[BEGIN DATA ROWS]

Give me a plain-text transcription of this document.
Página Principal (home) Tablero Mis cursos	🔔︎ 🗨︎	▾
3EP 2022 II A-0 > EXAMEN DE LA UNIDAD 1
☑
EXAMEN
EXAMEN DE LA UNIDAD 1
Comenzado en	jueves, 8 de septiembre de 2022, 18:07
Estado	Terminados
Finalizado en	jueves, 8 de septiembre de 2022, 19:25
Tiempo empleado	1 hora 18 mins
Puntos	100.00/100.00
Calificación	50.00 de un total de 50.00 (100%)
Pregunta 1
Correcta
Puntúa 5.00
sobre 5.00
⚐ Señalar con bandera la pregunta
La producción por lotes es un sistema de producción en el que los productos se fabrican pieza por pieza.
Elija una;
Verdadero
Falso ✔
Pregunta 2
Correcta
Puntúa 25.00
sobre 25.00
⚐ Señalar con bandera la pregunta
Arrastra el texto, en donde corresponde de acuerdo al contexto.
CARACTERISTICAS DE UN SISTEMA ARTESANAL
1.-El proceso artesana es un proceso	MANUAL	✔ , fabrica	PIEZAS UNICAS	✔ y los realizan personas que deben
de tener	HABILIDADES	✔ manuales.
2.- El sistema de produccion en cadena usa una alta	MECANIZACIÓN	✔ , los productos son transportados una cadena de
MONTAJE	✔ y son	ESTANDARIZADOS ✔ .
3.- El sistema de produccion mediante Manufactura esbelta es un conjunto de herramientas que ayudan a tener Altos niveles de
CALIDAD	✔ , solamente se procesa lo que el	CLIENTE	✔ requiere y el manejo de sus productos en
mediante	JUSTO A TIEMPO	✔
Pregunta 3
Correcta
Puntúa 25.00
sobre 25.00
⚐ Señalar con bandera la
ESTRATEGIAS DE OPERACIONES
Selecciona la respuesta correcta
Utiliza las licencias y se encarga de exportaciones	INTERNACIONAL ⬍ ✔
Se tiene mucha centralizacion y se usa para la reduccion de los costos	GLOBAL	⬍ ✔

[END DATA ROWS]

◆ SHORT PROBLEM:
Looking at the listing above, count the lines that contain "jueves" and give nothing but the number.

◆ WRITTEN ANSWER:
2